PROBLEM: Return all lines in the material below that contain "phần".

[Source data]
★ ★ ★

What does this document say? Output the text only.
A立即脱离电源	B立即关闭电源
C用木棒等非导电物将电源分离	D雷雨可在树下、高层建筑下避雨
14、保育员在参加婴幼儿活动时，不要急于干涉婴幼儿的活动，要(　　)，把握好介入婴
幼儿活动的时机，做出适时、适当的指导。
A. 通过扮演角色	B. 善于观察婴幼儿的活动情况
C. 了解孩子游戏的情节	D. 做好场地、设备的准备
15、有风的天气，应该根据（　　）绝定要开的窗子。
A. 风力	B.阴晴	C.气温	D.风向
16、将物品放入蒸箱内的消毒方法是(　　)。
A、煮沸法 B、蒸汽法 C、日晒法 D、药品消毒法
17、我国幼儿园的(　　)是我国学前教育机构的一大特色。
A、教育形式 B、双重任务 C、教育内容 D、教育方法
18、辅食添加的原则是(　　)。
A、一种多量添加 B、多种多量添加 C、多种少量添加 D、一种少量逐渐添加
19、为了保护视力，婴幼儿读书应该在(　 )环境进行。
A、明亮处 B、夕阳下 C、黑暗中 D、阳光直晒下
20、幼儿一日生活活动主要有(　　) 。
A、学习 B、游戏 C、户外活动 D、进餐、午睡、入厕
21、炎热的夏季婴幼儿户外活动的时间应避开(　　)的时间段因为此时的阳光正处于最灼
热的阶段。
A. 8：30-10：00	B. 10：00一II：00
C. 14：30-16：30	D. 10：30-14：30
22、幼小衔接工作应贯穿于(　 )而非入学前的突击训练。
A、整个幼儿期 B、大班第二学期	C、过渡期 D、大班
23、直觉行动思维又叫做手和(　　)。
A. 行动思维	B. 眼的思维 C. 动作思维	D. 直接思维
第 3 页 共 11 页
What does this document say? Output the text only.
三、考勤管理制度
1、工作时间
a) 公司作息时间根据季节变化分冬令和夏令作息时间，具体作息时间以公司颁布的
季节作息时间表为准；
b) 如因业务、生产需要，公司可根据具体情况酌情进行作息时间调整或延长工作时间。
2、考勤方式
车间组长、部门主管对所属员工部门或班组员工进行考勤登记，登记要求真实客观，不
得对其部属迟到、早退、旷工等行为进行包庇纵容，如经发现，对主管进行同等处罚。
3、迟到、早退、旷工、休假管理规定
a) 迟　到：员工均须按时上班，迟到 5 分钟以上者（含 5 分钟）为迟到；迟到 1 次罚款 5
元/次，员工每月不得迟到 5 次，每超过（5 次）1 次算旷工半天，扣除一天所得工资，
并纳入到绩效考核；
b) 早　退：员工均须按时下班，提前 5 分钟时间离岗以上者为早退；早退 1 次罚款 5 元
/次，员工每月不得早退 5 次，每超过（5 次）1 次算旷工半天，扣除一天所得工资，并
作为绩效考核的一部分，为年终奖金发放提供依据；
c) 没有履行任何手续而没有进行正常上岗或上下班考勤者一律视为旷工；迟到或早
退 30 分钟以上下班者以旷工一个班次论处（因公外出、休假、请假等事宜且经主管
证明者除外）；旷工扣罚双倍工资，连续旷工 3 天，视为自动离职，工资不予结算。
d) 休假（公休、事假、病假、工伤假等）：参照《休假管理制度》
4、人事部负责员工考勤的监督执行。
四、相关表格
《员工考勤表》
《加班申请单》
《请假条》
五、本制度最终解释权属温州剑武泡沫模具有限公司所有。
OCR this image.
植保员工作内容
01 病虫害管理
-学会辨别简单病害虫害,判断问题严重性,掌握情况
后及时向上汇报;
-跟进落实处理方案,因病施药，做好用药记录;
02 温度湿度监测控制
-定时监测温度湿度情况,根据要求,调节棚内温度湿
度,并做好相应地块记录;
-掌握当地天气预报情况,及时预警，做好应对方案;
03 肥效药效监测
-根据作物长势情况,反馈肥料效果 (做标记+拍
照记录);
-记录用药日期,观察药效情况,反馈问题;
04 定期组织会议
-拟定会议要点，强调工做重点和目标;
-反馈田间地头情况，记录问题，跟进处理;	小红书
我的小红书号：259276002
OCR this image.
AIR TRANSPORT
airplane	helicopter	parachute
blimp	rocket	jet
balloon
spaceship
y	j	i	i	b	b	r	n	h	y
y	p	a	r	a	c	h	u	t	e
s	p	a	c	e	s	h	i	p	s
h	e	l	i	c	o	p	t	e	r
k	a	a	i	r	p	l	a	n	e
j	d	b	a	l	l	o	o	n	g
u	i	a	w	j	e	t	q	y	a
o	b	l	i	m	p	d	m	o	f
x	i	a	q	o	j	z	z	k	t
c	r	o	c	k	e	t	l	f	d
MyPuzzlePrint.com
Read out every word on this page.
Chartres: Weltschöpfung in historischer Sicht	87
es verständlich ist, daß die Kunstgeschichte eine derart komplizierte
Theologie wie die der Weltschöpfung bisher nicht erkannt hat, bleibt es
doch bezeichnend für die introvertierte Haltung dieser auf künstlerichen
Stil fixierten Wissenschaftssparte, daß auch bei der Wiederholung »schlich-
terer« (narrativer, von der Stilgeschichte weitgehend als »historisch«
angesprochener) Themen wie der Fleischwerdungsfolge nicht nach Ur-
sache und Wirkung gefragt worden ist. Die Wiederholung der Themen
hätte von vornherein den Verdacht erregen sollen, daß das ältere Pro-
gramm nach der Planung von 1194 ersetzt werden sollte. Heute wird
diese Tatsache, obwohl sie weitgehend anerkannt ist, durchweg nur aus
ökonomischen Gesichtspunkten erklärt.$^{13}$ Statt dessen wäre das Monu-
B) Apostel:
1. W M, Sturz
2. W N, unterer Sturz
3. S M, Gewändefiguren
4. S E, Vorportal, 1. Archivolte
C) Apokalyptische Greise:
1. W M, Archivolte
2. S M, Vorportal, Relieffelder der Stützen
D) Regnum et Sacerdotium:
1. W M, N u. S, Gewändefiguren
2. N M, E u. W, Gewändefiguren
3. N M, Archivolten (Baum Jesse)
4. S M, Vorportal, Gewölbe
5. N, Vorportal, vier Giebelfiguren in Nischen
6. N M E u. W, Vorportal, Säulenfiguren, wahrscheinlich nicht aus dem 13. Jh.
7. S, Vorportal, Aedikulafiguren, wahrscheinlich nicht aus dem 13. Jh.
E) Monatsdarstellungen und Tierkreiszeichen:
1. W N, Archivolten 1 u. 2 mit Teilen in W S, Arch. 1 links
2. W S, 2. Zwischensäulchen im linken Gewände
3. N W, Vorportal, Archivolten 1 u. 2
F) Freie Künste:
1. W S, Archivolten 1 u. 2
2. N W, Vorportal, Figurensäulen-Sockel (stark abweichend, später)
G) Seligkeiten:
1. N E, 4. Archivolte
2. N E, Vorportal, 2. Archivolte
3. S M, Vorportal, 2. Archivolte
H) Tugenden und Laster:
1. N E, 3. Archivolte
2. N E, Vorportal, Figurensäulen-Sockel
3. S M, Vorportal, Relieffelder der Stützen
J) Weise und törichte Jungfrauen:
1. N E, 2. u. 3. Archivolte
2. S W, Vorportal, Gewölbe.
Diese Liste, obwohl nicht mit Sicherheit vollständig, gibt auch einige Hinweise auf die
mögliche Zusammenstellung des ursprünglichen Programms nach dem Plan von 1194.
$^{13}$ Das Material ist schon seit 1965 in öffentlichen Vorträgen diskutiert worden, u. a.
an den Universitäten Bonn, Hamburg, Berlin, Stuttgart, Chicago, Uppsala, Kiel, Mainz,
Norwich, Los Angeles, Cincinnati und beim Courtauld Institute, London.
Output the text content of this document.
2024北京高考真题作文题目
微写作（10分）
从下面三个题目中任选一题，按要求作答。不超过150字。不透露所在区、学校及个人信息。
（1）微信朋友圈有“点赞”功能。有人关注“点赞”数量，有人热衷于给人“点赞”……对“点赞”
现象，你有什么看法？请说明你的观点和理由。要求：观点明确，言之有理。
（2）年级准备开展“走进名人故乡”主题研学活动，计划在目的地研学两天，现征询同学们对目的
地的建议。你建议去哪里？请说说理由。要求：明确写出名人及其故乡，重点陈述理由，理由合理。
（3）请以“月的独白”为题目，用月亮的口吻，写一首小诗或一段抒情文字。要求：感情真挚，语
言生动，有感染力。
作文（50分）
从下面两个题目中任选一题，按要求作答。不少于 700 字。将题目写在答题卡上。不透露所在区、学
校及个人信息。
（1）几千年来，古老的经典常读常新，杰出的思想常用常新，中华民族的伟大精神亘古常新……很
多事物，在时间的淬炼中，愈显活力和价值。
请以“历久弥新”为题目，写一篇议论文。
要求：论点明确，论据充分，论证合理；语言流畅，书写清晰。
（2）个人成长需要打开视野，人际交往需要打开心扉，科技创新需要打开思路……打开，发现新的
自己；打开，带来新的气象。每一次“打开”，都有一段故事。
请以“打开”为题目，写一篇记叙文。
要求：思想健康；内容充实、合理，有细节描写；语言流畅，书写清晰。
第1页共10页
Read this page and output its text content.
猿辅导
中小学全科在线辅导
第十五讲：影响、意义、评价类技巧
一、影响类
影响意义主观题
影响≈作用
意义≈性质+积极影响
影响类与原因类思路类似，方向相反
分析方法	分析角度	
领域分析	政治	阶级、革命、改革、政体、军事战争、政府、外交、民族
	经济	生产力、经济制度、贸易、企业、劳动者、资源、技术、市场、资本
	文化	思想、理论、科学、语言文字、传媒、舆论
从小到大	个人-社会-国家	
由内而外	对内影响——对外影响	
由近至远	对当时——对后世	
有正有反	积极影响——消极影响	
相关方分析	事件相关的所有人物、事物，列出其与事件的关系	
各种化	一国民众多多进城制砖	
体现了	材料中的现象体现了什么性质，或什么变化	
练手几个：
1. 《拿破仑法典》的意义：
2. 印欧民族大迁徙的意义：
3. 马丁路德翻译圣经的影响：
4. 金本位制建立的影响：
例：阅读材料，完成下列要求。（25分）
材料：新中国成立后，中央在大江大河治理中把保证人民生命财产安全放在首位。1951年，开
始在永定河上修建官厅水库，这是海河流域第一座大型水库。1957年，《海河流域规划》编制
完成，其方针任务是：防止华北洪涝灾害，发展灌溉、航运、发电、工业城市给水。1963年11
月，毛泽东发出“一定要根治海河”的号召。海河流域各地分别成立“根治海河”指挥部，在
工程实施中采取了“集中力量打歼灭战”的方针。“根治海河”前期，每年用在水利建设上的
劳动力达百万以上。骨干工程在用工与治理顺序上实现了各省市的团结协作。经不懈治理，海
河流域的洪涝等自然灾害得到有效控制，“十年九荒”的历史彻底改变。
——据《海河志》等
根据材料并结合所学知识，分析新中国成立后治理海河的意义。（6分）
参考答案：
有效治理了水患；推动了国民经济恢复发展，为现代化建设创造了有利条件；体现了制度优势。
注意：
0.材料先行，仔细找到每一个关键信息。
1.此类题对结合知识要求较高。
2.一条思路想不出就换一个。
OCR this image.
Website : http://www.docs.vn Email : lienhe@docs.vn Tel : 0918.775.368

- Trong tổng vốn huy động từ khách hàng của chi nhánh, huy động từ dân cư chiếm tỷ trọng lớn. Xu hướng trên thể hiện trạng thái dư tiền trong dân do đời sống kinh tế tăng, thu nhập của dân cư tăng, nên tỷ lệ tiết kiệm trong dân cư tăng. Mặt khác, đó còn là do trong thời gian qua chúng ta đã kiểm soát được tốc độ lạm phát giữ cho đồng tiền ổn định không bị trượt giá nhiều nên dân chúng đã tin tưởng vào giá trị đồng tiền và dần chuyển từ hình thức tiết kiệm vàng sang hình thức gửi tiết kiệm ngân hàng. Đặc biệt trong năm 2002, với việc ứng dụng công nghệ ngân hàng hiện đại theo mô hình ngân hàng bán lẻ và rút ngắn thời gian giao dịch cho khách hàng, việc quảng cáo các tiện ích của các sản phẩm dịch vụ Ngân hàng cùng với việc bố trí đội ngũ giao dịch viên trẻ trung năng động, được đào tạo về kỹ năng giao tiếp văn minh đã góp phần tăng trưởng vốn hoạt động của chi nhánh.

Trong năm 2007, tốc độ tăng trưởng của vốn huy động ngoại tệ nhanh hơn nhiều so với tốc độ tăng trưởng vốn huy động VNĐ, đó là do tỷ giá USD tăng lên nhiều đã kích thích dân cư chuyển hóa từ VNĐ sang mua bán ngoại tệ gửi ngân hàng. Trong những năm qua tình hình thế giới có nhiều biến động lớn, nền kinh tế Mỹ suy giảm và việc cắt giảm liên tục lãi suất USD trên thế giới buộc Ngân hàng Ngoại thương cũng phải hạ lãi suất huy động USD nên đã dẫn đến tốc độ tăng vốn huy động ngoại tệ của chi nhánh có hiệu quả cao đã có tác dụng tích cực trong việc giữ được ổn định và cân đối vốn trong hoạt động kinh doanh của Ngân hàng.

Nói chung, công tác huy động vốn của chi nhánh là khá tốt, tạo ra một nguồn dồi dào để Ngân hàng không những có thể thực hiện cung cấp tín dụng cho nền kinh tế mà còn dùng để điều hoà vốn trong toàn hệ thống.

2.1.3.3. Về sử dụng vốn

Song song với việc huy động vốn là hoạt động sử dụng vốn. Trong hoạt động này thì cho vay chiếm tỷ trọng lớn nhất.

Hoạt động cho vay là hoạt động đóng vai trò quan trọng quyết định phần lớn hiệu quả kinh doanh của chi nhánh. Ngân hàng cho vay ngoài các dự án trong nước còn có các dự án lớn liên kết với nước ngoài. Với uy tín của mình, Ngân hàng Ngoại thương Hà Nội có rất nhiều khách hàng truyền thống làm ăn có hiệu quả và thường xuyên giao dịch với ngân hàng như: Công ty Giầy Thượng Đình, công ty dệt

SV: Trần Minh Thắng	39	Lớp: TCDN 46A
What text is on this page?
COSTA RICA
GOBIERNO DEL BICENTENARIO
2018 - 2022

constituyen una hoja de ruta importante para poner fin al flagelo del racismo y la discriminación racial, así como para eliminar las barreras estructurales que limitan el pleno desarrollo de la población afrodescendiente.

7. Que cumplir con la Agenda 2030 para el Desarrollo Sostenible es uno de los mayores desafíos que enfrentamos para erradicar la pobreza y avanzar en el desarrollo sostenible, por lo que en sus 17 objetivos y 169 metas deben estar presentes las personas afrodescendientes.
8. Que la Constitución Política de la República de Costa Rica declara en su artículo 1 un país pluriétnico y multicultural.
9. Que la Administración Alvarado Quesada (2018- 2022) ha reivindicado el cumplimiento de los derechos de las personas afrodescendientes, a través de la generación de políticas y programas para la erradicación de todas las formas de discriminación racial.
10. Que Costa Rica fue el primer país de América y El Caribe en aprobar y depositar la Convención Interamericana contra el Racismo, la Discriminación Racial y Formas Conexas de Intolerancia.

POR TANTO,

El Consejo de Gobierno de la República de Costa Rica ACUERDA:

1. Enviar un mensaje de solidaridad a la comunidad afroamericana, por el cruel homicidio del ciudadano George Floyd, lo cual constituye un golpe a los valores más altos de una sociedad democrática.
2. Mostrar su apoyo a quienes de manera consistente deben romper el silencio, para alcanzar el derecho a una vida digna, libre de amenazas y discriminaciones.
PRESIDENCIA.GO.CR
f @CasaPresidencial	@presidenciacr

★ ★ ★

ANSWER TO THE PROBLEM:
- Trong tổng vốn huy động từ khách hàng của chi nhánh, huy động từ dân cư chiếm tỷ trọng lớn. Xu hướng trên thể hiện trạng thái dư tiền trong dân do đời sống kinh tế tăng, thu nhập của dân cư tăng, nên tỷ lệ tiết kiệm trong dân cư tăng. Mặt khác, đó còn là do trong thời gian qua chúng ta đã kiểm soát được tốc độ lạm phát giữ cho đồng tiền ổn định không bị trượt giá nhiều nên dân chúng đã tin tưởng vào giá trị đồng tiền và dần chuyển từ hình thức tiết kiệm vàng sang hình thức gửi tiết kiệm ngân hàng. Đặc biệt trong năm 2002, với việc ứng dụng công nghệ ngân hàng hiện đại theo mô hình ngân hàng bán lẻ và rút ngắn thời gian giao dịch cho khách hàng, việc quảng cáo các tiện ích của các sản phẩm dịch vụ Ngân hàng cùng với việc bố trí đội ngũ giao dịch viên trẻ trung năng động, được đào tạo về kỹ năng giao tiếp văn minh đã góp phần tăng trưởng vốn hoạt động của chi nhánh.
Hoạt động cho vay là hoạt động đóng vai trò quan trọng quyết định phần lớn hiệu quả kinh doanh của chi nhánh. Ngân hàng cho vay ngoài các dự án trong nước còn có các dự án lớn liên kết với nước ngoài. Với uy tín của mình, Ngân hàng Ngoại thương Hà Nội có rất nhiều khách hàng truyền thống làm ăn có hiệu quả và thường xuyên giao dịch với ngân hàng như: Công ty Giầy Thượng Đình, công ty dệt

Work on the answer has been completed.